**What you are asked to do:** Copy out the data exactly, leaving the pictures behind.

--*--

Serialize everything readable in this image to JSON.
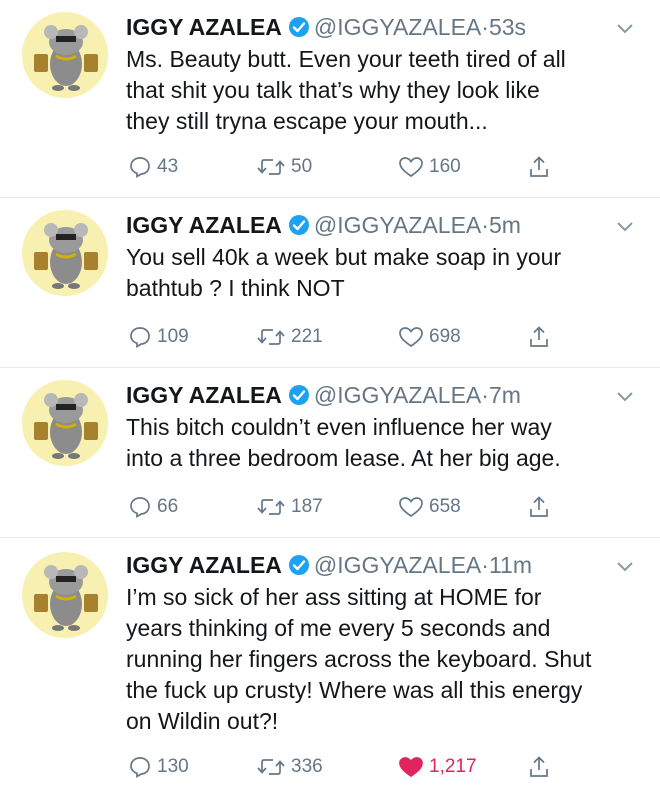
{
  "colors": {
    "text": "#14171a",
    "muted": "#657786",
    "verified": "#1da1f2",
    "like": "#e0245e",
    "divider": "#e6ecf0"
  },
  "icons": [
    "verified-badge-icon",
    "chevron-down-icon",
    "reply-icon",
    "retweet-icon",
    "like-icon",
    "share-icon"
  ],
  "tweets": [
    {
      "name": "IGGY AZALEA",
      "handle": "@IGGYAZALEA",
      "dot": "·",
      "time": "53s",
      "lines": [
        "Ms. Beauty butt. Even your teeth tired of all",
        "that shit you talk that’s why they look like",
        "they still tryna escape your mouth..."
      ],
      "replies": "43",
      "retweets": "50",
      "likes": "160",
      "liked": false
    },
    {
      "name": "IGGY AZALEA",
      "handle": "@IGGYAZALEA",
      "dot": "·",
      "time": "5m",
      "lines": [
        "You sell 40k a week but make soap in your",
        "bathtub ? I think NOT"
      ],
      "replies": "109",
      "retweets": "221",
      "likes": "698",
      "liked": false
    },
    {
      "name": "IGGY AZALEA",
      "handle": "@IGGYAZALEA",
      "dot": "·",
      "time": "7m",
      "lines": [
        "This bitch couldn’t even influence her way",
        "into a three bedroom lease. At her big age."
      ],
      "replies": "66",
      "retweets": "187",
      "likes": "658",
      "liked": false
    },
    {
      "name": "IGGY AZALEA",
      "handle": "@IGGYAZALEA",
      "dot": "·",
      "time": "11m",
      "lines": [
        "I’m so sick of her ass sitting at HOME for",
        "years thinking of me every 5 seconds and",
        "running her fingers across the keyboard. Shut",
        "the fuck up crusty! Where was all this energy",
        "on Wildin out?!"
      ],
      "replies": "130",
      "retweets": "336",
      "likes": "1,217",
      "liked": true
    }
  ]
}
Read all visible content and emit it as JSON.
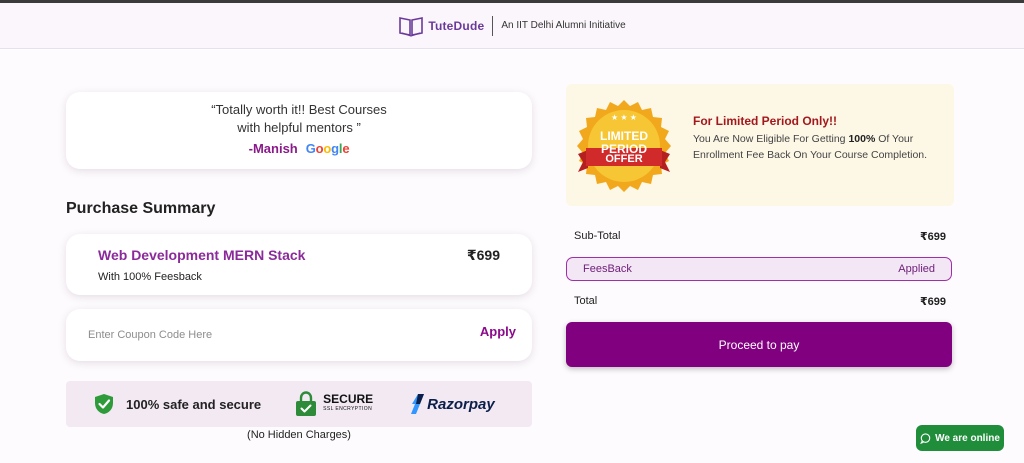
{
  "header": {
    "brand": "TuteDude",
    "tagline": "An IIT Delhi Alumni Initiative"
  },
  "testimonial": {
    "line1": "“Totally worth it!! Best Courses",
    "line2": "with helpful mentors ”",
    "author": "-Manish",
    "source": "Google"
  },
  "purchase_summary": {
    "title": "Purchase Summary",
    "course_name": "Web Development MERN Stack",
    "course_sub": "With 100% Feesback",
    "price": "₹699"
  },
  "coupon": {
    "placeholder": "Enter Coupon Code Here",
    "value": "",
    "apply_label": "Apply"
  },
  "security": {
    "safe_label": "100% safe and secure",
    "ssl_main": "SECURE",
    "ssl_sub": "SSL ENCRYPTION",
    "payment_brand": "Razorpay"
  },
  "no_hidden": "(No Hidden Charges)",
  "offer": {
    "badge_line1": "LIMITED",
    "badge_line2": "PERIOD",
    "badge_line3": "OFFER",
    "title": "For Limited Period Only!!",
    "desc_before": "You Are Now Eligible For Getting ",
    "desc_bold": "100%",
    "desc_after": " Of Your Enrollment Fee Back On Your Course Completion."
  },
  "order": {
    "subtotal_label": "Sub-Total",
    "subtotal_value": "₹699",
    "feesback_label": "FeesBack",
    "feesback_status": "Applied",
    "total_label": "Total",
    "total_value": "₹699",
    "proceed_label": "Proceed to pay"
  },
  "chat": {
    "label": "We are online"
  },
  "colors": {
    "brand_purple": "#800080",
    "accent_magenta": "#8b2a9a",
    "offer_red": "#a3181c",
    "whatsapp_green": "#1f8d3a"
  },
  "icons": [
    "book-logo-icon",
    "google-logo-icon",
    "shield-check-icon",
    "ssl-lock-icon",
    "razorpay-logo-icon",
    "limited-offer-badge-icon",
    "chat-bubble-icon"
  ]
}
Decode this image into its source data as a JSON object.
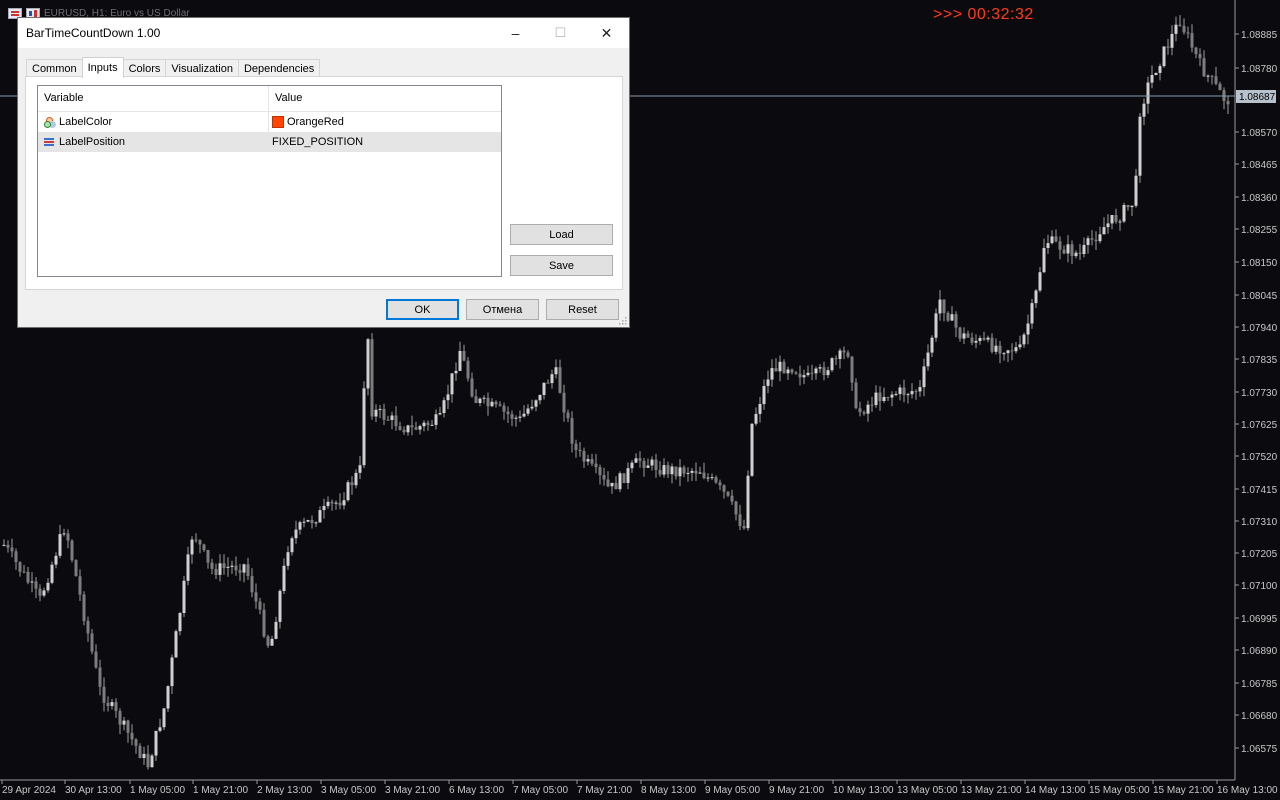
{
  "chart": {
    "title": "EURUSD, H1:  Euro vs US Dollar",
    "countdown": ">>> 00:32:32",
    "current_price": "1.08687",
    "price_levels": [
      "1.08885",
      "1.08780",
      "1.08687",
      "1.08570",
      "1.08465",
      "1.08360",
      "1.08255",
      "1.08150",
      "1.08045",
      "1.07940",
      "1.07835",
      "1.07730",
      "1.07625",
      "1.07520",
      "1.07415",
      "1.07310",
      "1.07205",
      "1.07100",
      "1.06995",
      "1.06890",
      "1.06785",
      "1.06680",
      "1.06575"
    ],
    "time_labels": [
      "29 Apr 2024",
      "30 Apr 13:00",
      "1 May 05:00",
      "1 May 21:00",
      "2 May 13:00",
      "3 May 05:00",
      "3 May 21:00",
      "6 May 13:00",
      "7 May 05:00",
      "7 May 21:00",
      "8 May 13:00",
      "9 May 05:00",
      "9 May 21:00",
      "10 May 13:00",
      "13 May 05:00",
      "13 May 21:00",
      "14 May 13:00",
      "15 May 05:00",
      "15 May 21:00",
      "16 May 13:00"
    ],
    "colors": {
      "background": "#0b0b0f",
      "candle": "#bdbdbd",
      "countdown": "#ff3b1a",
      "price_line": "#8a9aac"
    }
  },
  "dialog": {
    "title": "BarTimeCountDown 1.00",
    "tabs": [
      "Common",
      "Inputs",
      "Colors",
      "Visualization",
      "Dependencies"
    ],
    "active_tab": "Inputs",
    "columns": {
      "variable": "Variable",
      "value": "Value"
    },
    "params": [
      {
        "name": "LabelColor",
        "value": "OrangeRed",
        "icon": "color-palette-icon",
        "swatch": "#ff4500"
      },
      {
        "name": "LabelPosition",
        "value": "FIXED_POSITION",
        "icon": "enum-list-icon"
      }
    ],
    "buttons": {
      "load": "Load",
      "save": "Save",
      "ok": "OK",
      "cancel": "Отмена",
      "reset": "Reset"
    },
    "window_controls": {
      "minimize": "–",
      "maximize": "☐",
      "close": "✕"
    }
  }
}
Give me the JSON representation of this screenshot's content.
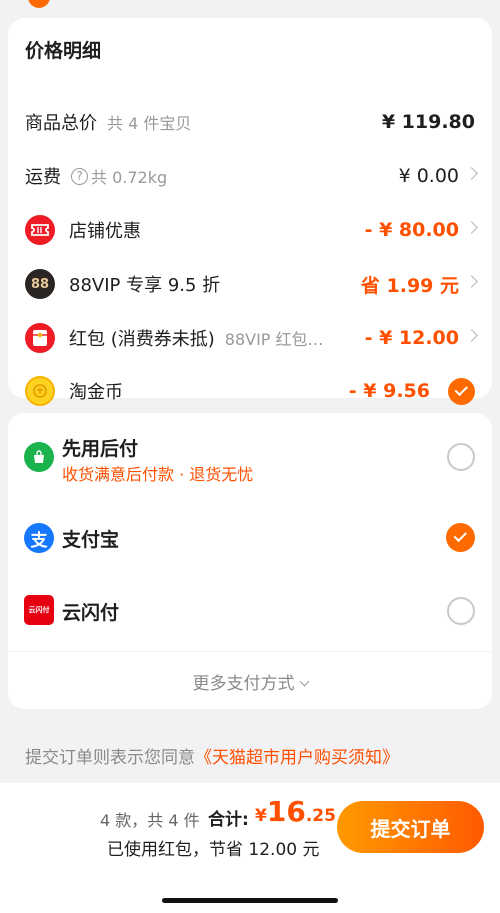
{
  "price_card": {
    "title": "价格明细",
    "goods": {
      "label": "商品总价",
      "sub": "共 4 件宝贝",
      "value": "¥ 119.80"
    },
    "shipping": {
      "label": "运费",
      "help_icon": "?",
      "sub": "共 0.72kg",
      "value": "¥ 0.00"
    },
    "shop_discount": {
      "label": "店铺优惠",
      "value": "- ¥ 80.00",
      "icon": "coupon-icon"
    },
    "vip": {
      "label": "88VIP 专享 9.5 折",
      "badge": "88",
      "value": "省 1.99 元",
      "icon": "88vip-icon"
    },
    "red_packet": {
      "label": "红包 (消费券未抵)",
      "sub": "88VIP 红包…",
      "value": "- ¥ 12.00",
      "icon": "red-packet-icon"
    },
    "taojinbi": {
      "label": "淘金币",
      "value": "- ¥ 9.56",
      "checked": true,
      "icon": "gold-coin-icon"
    }
  },
  "payment": {
    "options": [
      {
        "label": "先用后付",
        "sub": "收货满意后付款 · 退货无忧",
        "selected": false,
        "icon": "pay-later-icon"
      },
      {
        "label": "支付宝",
        "selected": true,
        "icon": "alipay-icon",
        "glyph": "支"
      },
      {
        "label": "云闪付",
        "selected": false,
        "icon": "unionpay-icon",
        "badge": "云闪付"
      }
    ],
    "more": "更多支付方式"
  },
  "agreement": {
    "prefix": "提交订单则表示您同意",
    "link": "《天猫超市用户购买须知》"
  },
  "footer": {
    "count": "4 款，共 4 件",
    "total_label": "合计:",
    "currency": "¥",
    "total_int": "16",
    "total_dec": ".25",
    "saving": "已使用红包，节省 12.00 元",
    "submit": "提交订单"
  },
  "colors": {
    "accent": "#ff5000",
    "check": "#ff6a00",
    "alipay": "#1677ff",
    "pay_later": "#1bb34b",
    "red": "#ee1c25"
  }
}
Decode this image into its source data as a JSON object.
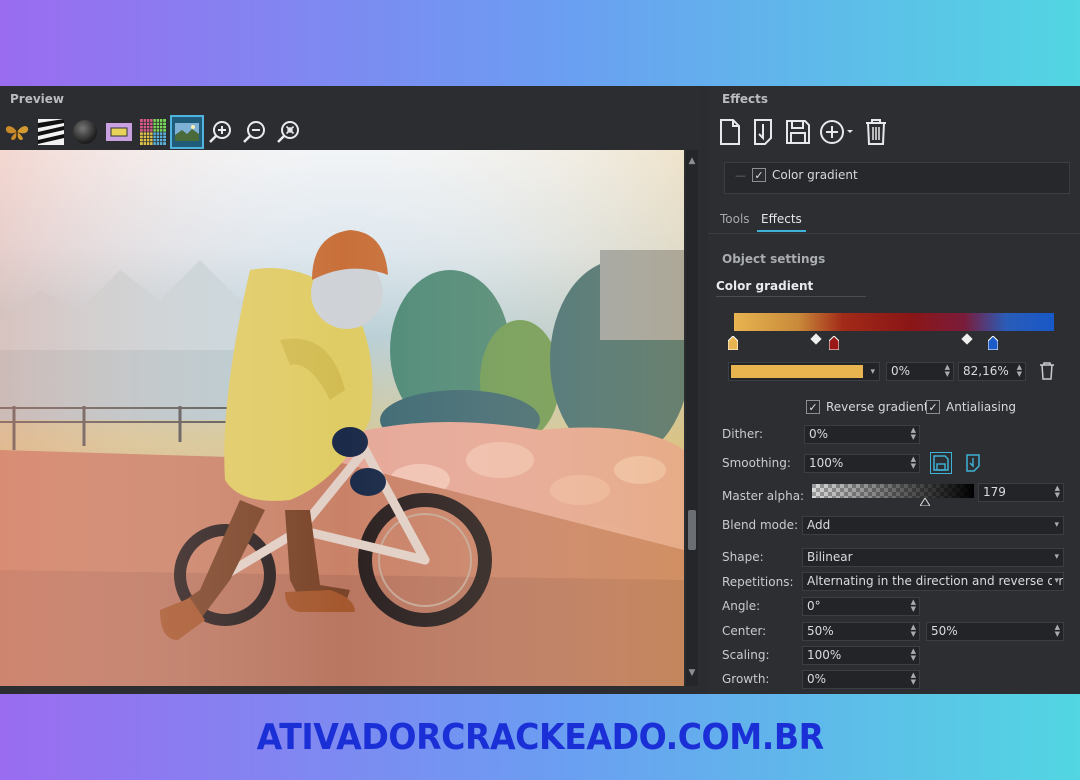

--*--

**Response for this exercise:**
Serialize everything readable in this image to JSON.
{
  "colors": {
    "text": "#14171a",
    "muted": "#657786",
    "verified": "#1da1f2",
    "like": "#e0245e",
    "divider": "#e6ecf0"
  },
  "icons": [
    "verified-badge-icon",
    "chevron-down-icon",
    "reply-icon",
    "retweet-icon",
    "like-icon",
    "share-icon"
  ],
  "tweets": [
    {
      "name": "IGGY AZALEA",
      "handle": "@IGGYAZALEA",
      "dot": "·",
      "time": "53s",
      "lines": [
        "Ms. Beauty butt. Even your teeth tired of all",
        "that shit you talk that’s why they look like",
        "they still tryna escape your mouth..."
      ],
      "replies": "43",
      "retweets": "50",
      "likes": "160",
      "liked": false
    },
    {
      "name": "IGGY AZALEA",
      "handle": "@IGGYAZALEA",
      "dot": "·",
      "time": "5m",
      "lines": [
        "You sell 40k a week but make soap in your",
        "bathtub ? I think NOT"
      ],
      "replies": "109",
      "retweets": "221",
      "likes": "698",
      "liked": false
    },
    {
      "name": "IGGY AZALEA",
      "handle": "@IGGYAZALEA",
      "dot": "·",
      "time": "7m",
      "lines": [
        "This bitch couldn’t even influence her way",
        "into a three bedroom lease. At her big age."
      ],
      "replies": "66",
      "retweets": "187",
      "likes": "658",
      "liked": false
    },
    {
      "name": "IGGY AZALEA",
      "handle": "@IGGYAZALEA",
      "dot": "·",
      "time": "11m",
      "lines": [
        "I’m so sick of her ass sitting at HOME for",
        "years thinking of me every 5 seconds and",
        "running her fingers across the keyboard. Shut",
        "the fuck up crusty! Where was all this energy",
        "on Wildin out?!"
      ],
      "replies": "130",
      "retweets": "336",
      "likes": "1,217",
      "liked": true
    }
  ]
}
Read all visible content and emit it as JSON.
{
  "header": {
    "brand": "TuteDude",
    "tagline": "An IIT Delhi Alumni Initiative"
  },
  "testimonial": {
    "line1": "“Totally worth it!! Best Courses",
    "line2": "with helpful mentors ”",
    "author": "-Manish",
    "source": "Google"
  },
  "purchase_summary": {
    "title": "Purchase Summary",
    "course_name": "Web Development MERN Stack",
    "course_sub": "With 100% Feesback",
    "price": "₹699"
  },
  "coupon": {
    "placeholder": "Enter Coupon Code Here",
    "value": "",
    "apply_label": "Apply"
  },
  "security": {
    "safe_label": "100% safe and secure",
    "ssl_main": "SECURE",
    "ssl_sub": "SSL ENCRYPTION",
    "payment_brand": "Razorpay"
  },
  "no_hidden": "(No Hidden Charges)",
  "offer": {
    "badge_line1": "LIMITED",
    "badge_line2": "PERIOD",
    "badge_line3": "OFFER",
    "title": "For Limited Period Only!!",
    "desc_before": "You Are Now Eligible For Getting ",
    "desc_bold": "100%",
    "desc_after": " Of Your Enrollment Fee Back On Your Course Completion."
  },
  "order": {
    "subtotal_label": "Sub-Total",
    "subtotal_value": "₹699",
    "feesback_label": "FeesBack",
    "feesback_status": "Applied",
    "total_label": "Total",
    "total_value": "₹699",
    "proceed_label": "Proceed to pay"
  },
  "chat": {
    "label": "We are online"
  },
  "colors": {
    "brand_purple": "#800080",
    "accent_magenta": "#8b2a9a",
    "offer_red": "#a3181c",
    "whatsapp_green": "#1f8d3a"
  },
  "icons": [
    "book-logo-icon",
    "google-logo-icon",
    "shield-check-icon",
    "ssl-lock-icon",
    "razorpay-logo-icon",
    "limited-offer-badge-icon",
    "chat-bubble-icon"
  ]
}
Decode this image into its source data as a JSON object.
{
  "chart": {
    "title": "EURUSD, H1:  Euro vs US Dollar",
    "countdown": ">>> 00:32:32",
    "current_price": "1.08687",
    "price_levels": [
      "1.08885",
      "1.08780",
      "1.08687",
      "1.08570",
      "1.08465",
      "1.08360",
      "1.08255",
      "1.08150",
      "1.08045",
      "1.07940",
      "1.07835",
      "1.07730",
      "1.07625",
      "1.07520",
      "1.07415",
      "1.07310",
      "1.07205",
      "1.07100",
      "1.06995",
      "1.06890",
      "1.06785",
      "1.06680",
      "1.06575"
    ],
    "time_labels": [
      "29 Apr 2024",
      "30 Apr 13:00",
      "1 May 05:00",
      "1 May 21:00",
      "2 May 13:00",
      "3 May 05:00",
      "3 May 21:00",
      "6 May 13:00",
      "7 May 05:00",
      "7 May 21:00",
      "8 May 13:00",
      "9 May 05:00",
      "9 May 21:00",
      "10 May 13:00",
      "13 May 05:00",
      "13 May 21:00",
      "14 May 13:00",
      "15 May 05:00",
      "15 May 21:00",
      "16 May 13:00"
    ],
    "colors": {
      "background": "#0b0b0f",
      "candle": "#bdbdbd",
      "countdown": "#ff3b1a",
      "price_line": "#8a9aac"
    }
  },
  "dialog": {
    "title": "BarTimeCountDown 1.00",
    "tabs": [
      "Common",
      "Inputs",
      "Colors",
      "Visualization",
      "Dependencies"
    ],
    "active_tab": "Inputs",
    "columns": {
      "variable": "Variable",
      "value": "Value"
    },
    "params": [
      {
        "name": "LabelColor",
        "value": "OrangeRed",
        "icon": "color-palette-icon",
        "swatch": "#ff4500"
      },
      {
        "name": "LabelPosition",
        "value": "FIXED_POSITION",
        "icon": "enum-list-icon"
      }
    ],
    "buttons": {
      "load": "Load",
      "save": "Save",
      "ok": "OK",
      "cancel": "Отмена",
      "reset": "Reset"
    },
    "window_controls": {
      "minimize": "–",
      "maximize": "☐",
      "close": "✕"
    }
  }
}
Give me the JSON representation of this screenshot's content.
{
  "price_card": {
    "title": "价格明细",
    "goods": {
      "label": "商品总价",
      "sub": "共 4 件宝贝",
      "value": "¥ 119.80"
    },
    "shipping": {
      "label": "运费",
      "help_icon": "?",
      "sub": "共 0.72kg",
      "value": "¥ 0.00"
    },
    "shop_discount": {
      "label": "店铺优惠",
      "value": "- ¥ 80.00",
      "icon": "coupon-icon"
    },
    "vip": {
      "label": "88VIP 专享 9.5 折",
      "badge": "88",
      "value": "省 1.99 元",
      "icon": "88vip-icon"
    },
    "red_packet": {
      "label": "红包 (消费券未抵)",
      "sub": "88VIP 红包…",
      "value": "- ¥ 12.00",
      "icon": "red-packet-icon"
    },
    "taojinbi": {
      "label": "淘金币",
      "value": "- ¥ 9.56",
      "checked": true,
      "icon": "gold-coin-icon"
    }
  },
  "payment": {
    "options": [
      {
        "label": "先用后付",
        "sub": "收货满意后付款 · 退货无忧",
        "selected": false,
        "icon": "pay-later-icon"
      },
      {
        "label": "支付宝",
        "selected": true,
        "icon": "alipay-icon",
        "glyph": "支"
      },
      {
        "label": "云闪付",
        "selected": false,
        "icon": "unionpay-icon",
        "badge": "云闪付"
      }
    ],
    "more": "更多支付方式"
  },
  "agreement": {
    "prefix": "提交订单则表示您同意",
    "link": "《天猫超市用户购买须知》"
  },
  "footer": {
    "count": "4 款，共 4 件",
    "total_label": "合计:",
    "currency": "¥",
    "total_int": "16",
    "total_dec": ".25",
    "saving": "已使用红包，节省 12.00 元",
    "submit": "提交订单"
  },
  "colors": {
    "accent": "#ff5000",
    "check": "#ff6a00",
    "alipay": "#1677ff",
    "pay_later": "#1bb34b",
    "red": "#ee1c25"
  }
}
Decode this image into its source data as a JSON object.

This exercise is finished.